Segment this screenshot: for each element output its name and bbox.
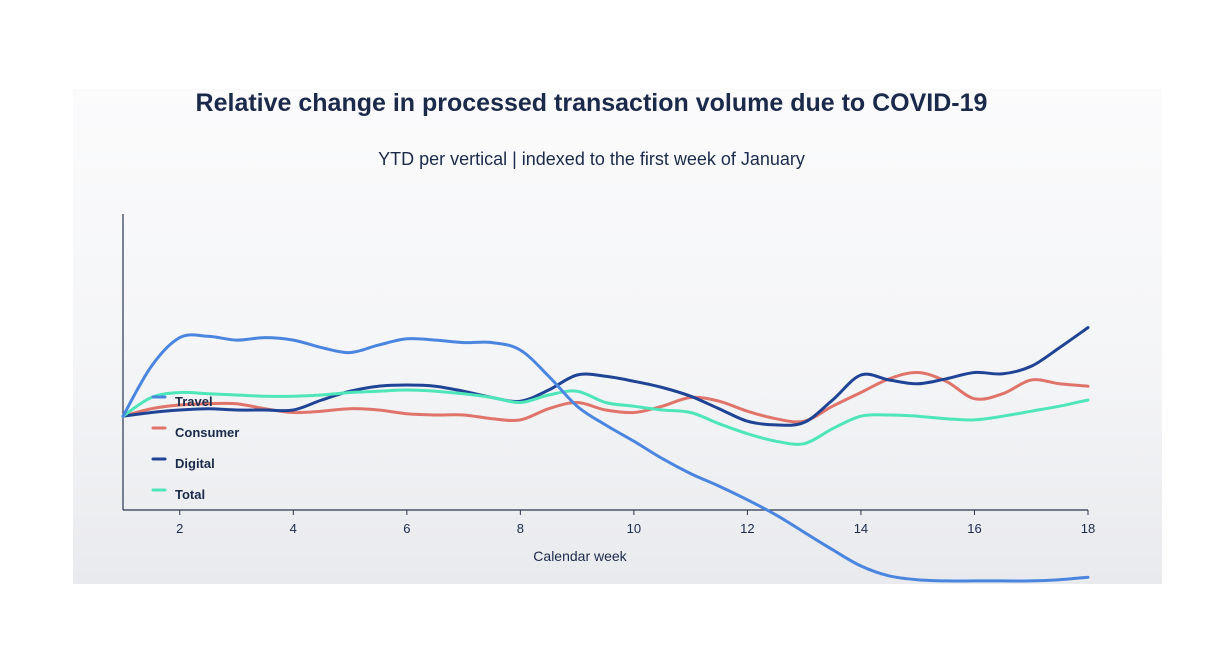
x-tick-label: 18 (1081, 521, 1095, 536)
x-tick-label: 4 (290, 521, 297, 536)
chart-panel (73, 89, 1162, 584)
series-line-total (121, 388, 1090, 446)
x-tick-label: 8 (517, 521, 524, 536)
series-line-digital (121, 326, 1090, 427)
legend-label-total: Total (175, 487, 205, 502)
chart-subtitle: YTD per vertical | indexed to the first … (378, 149, 805, 169)
series-lines (121, 326, 1090, 583)
x-tick-label: 10 (627, 521, 641, 536)
x-tick-label: 14 (854, 521, 868, 536)
series-line-travel (121, 333, 1090, 583)
x-axis-title: Calendar week (533, 548, 627, 564)
x-tick-label: 12 (740, 521, 754, 536)
x-tick-label: 6 (403, 521, 410, 536)
x-tick-label: 2 (176, 521, 183, 536)
x-ticks: 2 4 6 8 10 12 14 16 18 (176, 510, 1095, 536)
legend-label-travel: Travel (175, 394, 213, 409)
chart-title: Relative change in processed transaction… (195, 89, 988, 117)
legend-label-consumer: Consumer (175, 425, 239, 440)
x-tick-label: 16 (967, 521, 981, 536)
legend-label-digital: Digital (175, 456, 215, 471)
legend: Travel Consumer Digital Total (151, 394, 239, 502)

* Written exercise *
Copy every line of the items above without any changes, and leave the pictures out.

* Written reply *
Segment this screenshot: for each element output its name and bbox.
x-tick-label: 18 (1081, 521, 1095, 536)
x-tick-label: 4 (290, 521, 297, 536)
chart-panel (73, 89, 1162, 584)
series-line-total (121, 388, 1090, 446)
x-tick-label: 8 (517, 521, 524, 536)
series-line-digital (121, 326, 1090, 427)
legend-label-total: Total (175, 487, 205, 502)
chart-subtitle: YTD per vertical | indexed to the first … (378, 149, 805, 169)
series-lines (121, 326, 1090, 583)
x-tick-label: 10 (627, 521, 641, 536)
x-tick-label: 14 (854, 521, 868, 536)
series-line-travel (121, 333, 1090, 583)
x-axis-title: Calendar week (533, 548, 627, 564)
x-tick-label: 12 (740, 521, 754, 536)
x-tick-label: 6 (403, 521, 410, 536)
x-tick-label: 2 (176, 521, 183, 536)
x-ticks: 2 4 6 8 10 12 14 16 18 (176, 510, 1095, 536)
legend-label-travel: Travel (175, 394, 213, 409)
chart-title: Relative change in processed transaction… (195, 89, 988, 117)
legend-label-consumer: Consumer (175, 425, 239, 440)
x-tick-label: 16 (967, 521, 981, 536)
legend-label-digital: Digital (175, 456, 215, 471)
legend: Travel Consumer Digital Total (151, 394, 239, 502)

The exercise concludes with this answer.